**What you have to do**. Word for word, copy all the data and drop the pictures.

**Dataset rows**.
+++
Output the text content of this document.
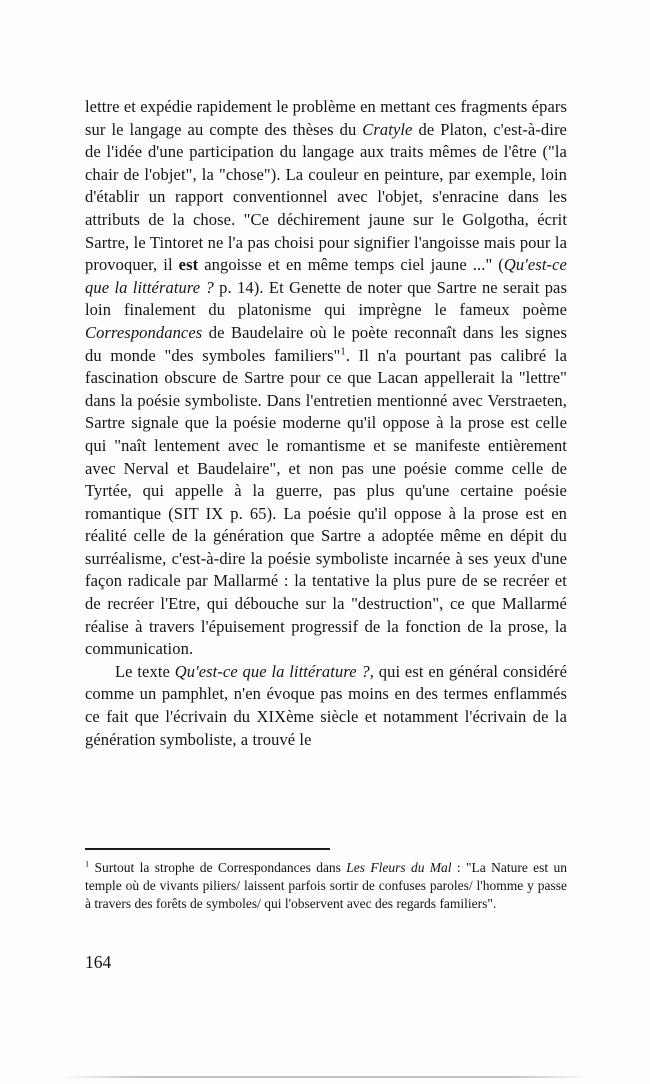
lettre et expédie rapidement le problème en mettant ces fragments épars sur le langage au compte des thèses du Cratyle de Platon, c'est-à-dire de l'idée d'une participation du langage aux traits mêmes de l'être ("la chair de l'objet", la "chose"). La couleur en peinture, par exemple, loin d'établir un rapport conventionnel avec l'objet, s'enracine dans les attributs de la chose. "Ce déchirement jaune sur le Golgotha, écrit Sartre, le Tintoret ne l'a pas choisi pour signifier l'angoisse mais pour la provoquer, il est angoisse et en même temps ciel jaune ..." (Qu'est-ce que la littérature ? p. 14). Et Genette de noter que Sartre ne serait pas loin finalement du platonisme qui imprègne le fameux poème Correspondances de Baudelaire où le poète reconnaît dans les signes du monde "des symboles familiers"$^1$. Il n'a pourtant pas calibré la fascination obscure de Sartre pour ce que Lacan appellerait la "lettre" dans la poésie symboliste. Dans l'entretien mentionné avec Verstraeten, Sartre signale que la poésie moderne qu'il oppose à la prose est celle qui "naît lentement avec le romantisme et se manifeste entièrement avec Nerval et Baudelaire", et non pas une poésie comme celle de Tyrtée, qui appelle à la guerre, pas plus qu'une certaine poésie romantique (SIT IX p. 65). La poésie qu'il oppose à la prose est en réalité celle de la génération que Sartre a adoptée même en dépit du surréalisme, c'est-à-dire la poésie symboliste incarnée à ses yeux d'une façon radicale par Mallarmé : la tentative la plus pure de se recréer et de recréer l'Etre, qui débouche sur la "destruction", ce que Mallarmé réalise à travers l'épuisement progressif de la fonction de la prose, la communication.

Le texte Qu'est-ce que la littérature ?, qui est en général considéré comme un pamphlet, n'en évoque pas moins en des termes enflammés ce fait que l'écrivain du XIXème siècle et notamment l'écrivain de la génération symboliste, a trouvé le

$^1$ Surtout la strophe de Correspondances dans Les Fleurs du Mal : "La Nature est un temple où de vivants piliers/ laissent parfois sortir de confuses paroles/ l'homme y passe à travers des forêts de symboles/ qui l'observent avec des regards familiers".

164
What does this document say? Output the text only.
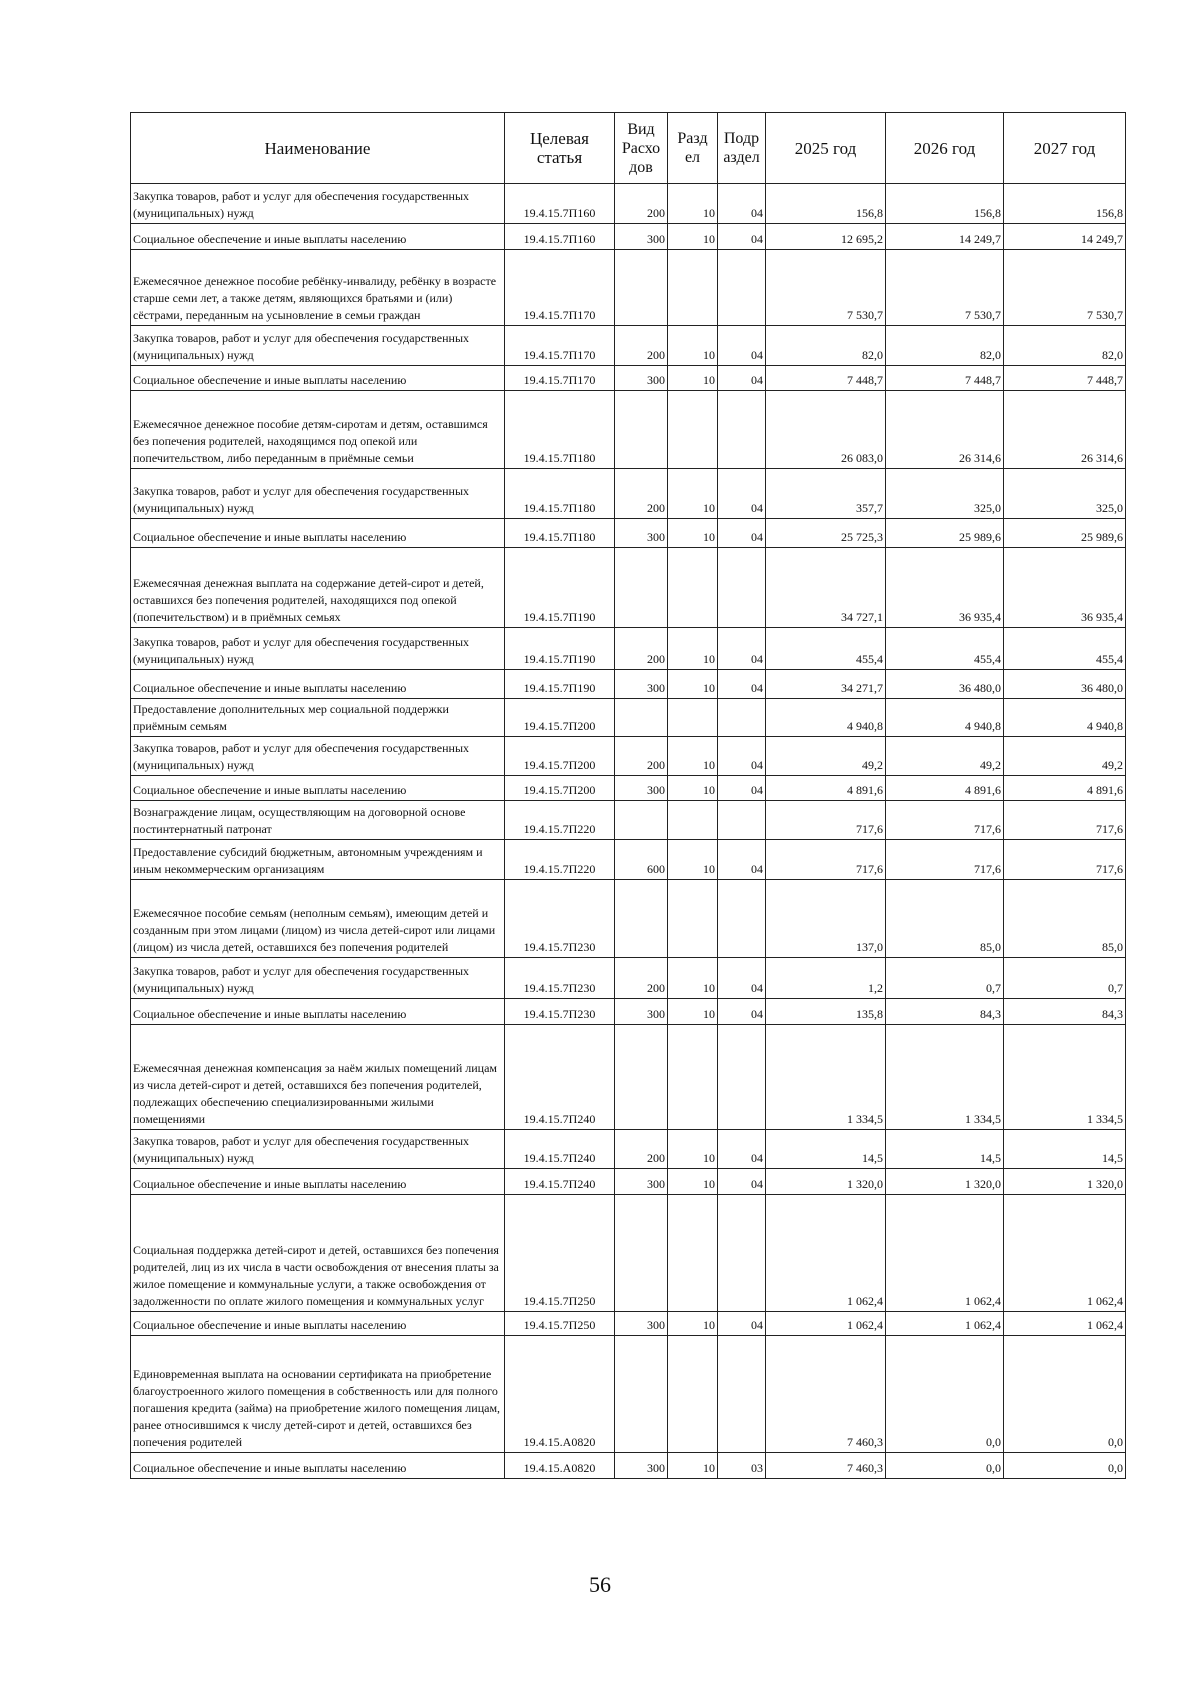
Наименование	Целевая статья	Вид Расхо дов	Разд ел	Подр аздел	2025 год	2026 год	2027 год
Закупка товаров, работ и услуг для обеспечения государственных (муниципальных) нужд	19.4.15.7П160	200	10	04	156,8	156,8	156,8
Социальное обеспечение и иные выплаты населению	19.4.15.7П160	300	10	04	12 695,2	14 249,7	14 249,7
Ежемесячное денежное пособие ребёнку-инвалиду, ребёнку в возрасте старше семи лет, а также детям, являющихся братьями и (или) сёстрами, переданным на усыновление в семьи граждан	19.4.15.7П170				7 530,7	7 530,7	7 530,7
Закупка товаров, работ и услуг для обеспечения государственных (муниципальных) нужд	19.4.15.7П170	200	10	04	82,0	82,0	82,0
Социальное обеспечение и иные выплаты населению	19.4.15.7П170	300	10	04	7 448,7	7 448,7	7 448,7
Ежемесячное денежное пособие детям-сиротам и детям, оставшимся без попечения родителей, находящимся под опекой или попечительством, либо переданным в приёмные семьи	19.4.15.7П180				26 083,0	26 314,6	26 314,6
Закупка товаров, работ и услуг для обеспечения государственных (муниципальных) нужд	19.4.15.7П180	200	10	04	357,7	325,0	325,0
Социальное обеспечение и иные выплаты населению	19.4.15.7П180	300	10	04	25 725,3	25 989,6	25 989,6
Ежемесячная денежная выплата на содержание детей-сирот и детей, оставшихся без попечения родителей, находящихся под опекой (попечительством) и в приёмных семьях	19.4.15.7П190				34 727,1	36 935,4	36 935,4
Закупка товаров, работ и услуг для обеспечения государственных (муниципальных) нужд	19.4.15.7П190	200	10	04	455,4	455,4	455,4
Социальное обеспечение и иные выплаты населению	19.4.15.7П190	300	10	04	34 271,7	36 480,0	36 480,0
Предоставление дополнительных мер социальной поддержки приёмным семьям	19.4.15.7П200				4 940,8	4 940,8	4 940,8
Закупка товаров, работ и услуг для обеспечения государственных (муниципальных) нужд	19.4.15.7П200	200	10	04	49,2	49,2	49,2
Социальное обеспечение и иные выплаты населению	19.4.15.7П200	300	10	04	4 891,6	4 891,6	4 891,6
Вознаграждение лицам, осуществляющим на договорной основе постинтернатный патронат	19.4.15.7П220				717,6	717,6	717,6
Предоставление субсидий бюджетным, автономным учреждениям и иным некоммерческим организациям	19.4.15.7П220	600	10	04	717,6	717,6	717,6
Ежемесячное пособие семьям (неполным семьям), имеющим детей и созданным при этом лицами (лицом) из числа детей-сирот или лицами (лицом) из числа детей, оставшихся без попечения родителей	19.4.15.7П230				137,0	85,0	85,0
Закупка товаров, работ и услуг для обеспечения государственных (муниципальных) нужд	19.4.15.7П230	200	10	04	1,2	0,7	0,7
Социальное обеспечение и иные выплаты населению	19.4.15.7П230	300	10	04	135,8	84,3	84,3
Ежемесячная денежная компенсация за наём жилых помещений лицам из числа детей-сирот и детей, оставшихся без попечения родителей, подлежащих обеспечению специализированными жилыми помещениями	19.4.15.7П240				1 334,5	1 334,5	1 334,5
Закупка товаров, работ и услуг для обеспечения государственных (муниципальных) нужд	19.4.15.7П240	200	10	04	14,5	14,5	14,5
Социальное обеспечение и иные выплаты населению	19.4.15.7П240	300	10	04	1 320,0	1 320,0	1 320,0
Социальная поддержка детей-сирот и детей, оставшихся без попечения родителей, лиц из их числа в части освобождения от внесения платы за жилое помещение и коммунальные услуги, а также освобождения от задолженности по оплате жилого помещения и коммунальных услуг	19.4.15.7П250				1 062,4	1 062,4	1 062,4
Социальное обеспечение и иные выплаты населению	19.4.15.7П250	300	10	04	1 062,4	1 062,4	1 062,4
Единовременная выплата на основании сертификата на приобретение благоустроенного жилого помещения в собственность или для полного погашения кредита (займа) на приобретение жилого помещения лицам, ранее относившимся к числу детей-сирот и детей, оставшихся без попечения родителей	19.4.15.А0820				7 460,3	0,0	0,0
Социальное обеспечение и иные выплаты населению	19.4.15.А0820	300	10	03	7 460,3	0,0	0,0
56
+++
**Answer**.
Output the text content of this document.
lettre et expédie rapidement le problème en mettant ces fragments épars sur le langage au compte des thèses du Cratyle de Platon, c'est-à-dire de l'idée d'une participation du langage aux traits mêmes de l'être ("la chair de l'objet", la "chose"). La couleur en peinture, par exemple, loin d'établir un rapport conventionnel avec l'objet, s'enracine dans les attributs de la chose. "Ce déchirement jaune sur le Golgotha, écrit Sartre, le Tintoret ne l'a pas choisi pour signifier l'angoisse mais pour la provoquer, il est angoisse et en même temps ciel jaune ..." (Qu'est-ce que la littérature ? p. 14). Et Genette de noter que Sartre ne serait pas loin finalement du platonisme qui imprègne le fameux poème Correspondances de Baudelaire où le poète reconnaît dans les signes du monde "des symboles familiers"$^1$. Il n'a pourtant pas calibré la fascination obscure de Sartre pour ce que Lacan appellerait la "lettre" dans la poésie symboliste. Dans l'entretien mentionné avec Verstraeten, Sartre signale que la poésie moderne qu'il oppose à la prose est celle qui "naît lentement avec le romantisme et se manifeste entièrement avec Nerval et Baudelaire", et non pas une poésie comme celle de Tyrtée, qui appelle à la guerre, pas plus qu'une certaine poésie romantique (SIT IX p. 65). La poésie qu'il oppose à la prose est en réalité celle de la génération que Sartre a adoptée même en dépit du surréalisme, c'est-à-dire la poésie symboliste incarnée à ses yeux d'une façon radicale par Mallarmé : la tentative la plus pure de se recréer et de recréer l'Etre, qui débouche sur la "destruction", ce que Mallarmé réalise à travers l'épuisement progressif de la fonction de la prose, la communication.

Le texte Qu'est-ce que la littérature ?, qui est en général considéré comme un pamphlet, n'en évoque pas moins en des termes enflammés ce fait que l'écrivain du XIXème siècle et notamment l'écrivain de la génération symboliste, a trouvé le

$^1$ Surtout la strophe de Correspondances dans Les Fleurs du Mal : "La Nature est un temple où de vivants piliers/ laissent parfois sortir de confuses paroles/ l'homme y passe à travers des forêts de symboles/ qui l'observent avec des regards familiers".

164
What does this document say? Output the text only.
Наименование	Целевая статья	Вид Расхо дов	Разд ел	Подр аздел	2025 год	2026 год	2027 год
Закупка товаров, работ и услуг для обеспечения государственных (муниципальных) нужд	19.4.15.7П160	200	10	04	156,8	156,8	156,8
Социальное обеспечение и иные выплаты населению	19.4.15.7П160	300	10	04	12 695,2	14 249,7	14 249,7
Ежемесячное денежное пособие ребёнку-инвалиду, ребёнку в возрасте старше семи лет, а также детям, являющихся братьями и (или) сёстрами, переданным на усыновление в семьи граждан	19.4.15.7П170				7 530,7	7 530,7	7 530,7
Закупка товаров, работ и услуг для обеспечения государственных (муниципальных) нужд	19.4.15.7П170	200	10	04	82,0	82,0	82,0
Социальное обеспечение и иные выплаты населению	19.4.15.7П170	300	10	04	7 448,7	7 448,7	7 448,7
Ежемесячное денежное пособие детям-сиротам и детям, оставшимся без попечения родителей, находящимся под опекой или попечительством, либо переданным в приёмные семьи	19.4.15.7П180				26 083,0	26 314,6	26 314,6
Закупка товаров, работ и услуг для обеспечения государственных (муниципальных) нужд	19.4.15.7П180	200	10	04	357,7	325,0	325,0
Социальное обеспечение и иные выплаты населению	19.4.15.7П180	300	10	04	25 725,3	25 989,6	25 989,6
Ежемесячная денежная выплата на содержание детей-сирот и детей, оставшихся без попечения родителей, находящихся под опекой (попечительством) и в приёмных семьях	19.4.15.7П190				34 727,1	36 935,4	36 935,4
Закупка товаров, работ и услуг для обеспечения государственных (муниципальных) нужд	19.4.15.7П190	200	10	04	455,4	455,4	455,4
Социальное обеспечение и иные выплаты населению	19.4.15.7П190	300	10	04	34 271,7	36 480,0	36 480,0
Предоставление дополнительных мер социальной поддержки приёмным семьям	19.4.15.7П200				4 940,8	4 940,8	4 940,8
Закупка товаров, работ и услуг для обеспечения государственных (муниципальных) нужд	19.4.15.7П200	200	10	04	49,2	49,2	49,2
Социальное обеспечение и иные выплаты населению	19.4.15.7П200	300	10	04	4 891,6	4 891,6	4 891,6
Вознаграждение лицам, осуществляющим на договорной основе постинтернатный патронат	19.4.15.7П220				717,6	717,6	717,6
Предоставление субсидий бюджетным, автономным учреждениям и иным некоммерческим организациям	19.4.15.7П220	600	10	04	717,6	717,6	717,6
Ежемесячное пособие семьям (неполным семьям), имеющим детей и созданным при этом лицами (лицом) из числа детей-сирот или лицами (лицом) из числа детей, оставшихся без попечения родителей	19.4.15.7П230				137,0	85,0	85,0
Закупка товаров, работ и услуг для обеспечения государственных (муниципальных) нужд	19.4.15.7П230	200	10	04	1,2	0,7	0,7
Социальное обеспечение и иные выплаты населению	19.4.15.7П230	300	10	04	135,8	84,3	84,3
Ежемесячная денежная компенсация за наём жилых помещений лицам из числа детей-сирот и детей, оставшихся без попечения родителей, подлежащих обеспечению специализированными жилыми помещениями	19.4.15.7П240				1 334,5	1 334,5	1 334,5
Закупка товаров, работ и услуг для обеспечения государственных (муниципальных) нужд	19.4.15.7П240	200	10	04	14,5	14,5	14,5
Социальное обеспечение и иные выплаты населению	19.4.15.7П240	300	10	04	1 320,0	1 320,0	1 320,0
Социальная поддержка детей-сирот и детей, оставшихся без попечения родителей, лиц из их числа в части освобождения от внесения платы за жилое помещение и коммунальные услуги, а также освобождения от задолженности по оплате жилого помещения и коммунальных услуг	19.4.15.7П250				1 062,4	1 062,4	1 062,4
Социальное обеспечение и иные выплаты населению	19.4.15.7П250	300	10	04	1 062,4	1 062,4	1 062,4
Единовременная выплата на основании сертификата на приобретение благоустроенного жилого помещения в собственность или для полного погашения кредита (займа) на приобретение жилого помещения лицам, ранее относившимся к числу детей-сирот и детей, оставшихся без попечения родителей	19.4.15.А0820				7 460,3	0,0	0,0
Социальное обеспечение и иные выплаты населению	19.4.15.А0820	300	10	03	7 460,3	0,0	0,0
56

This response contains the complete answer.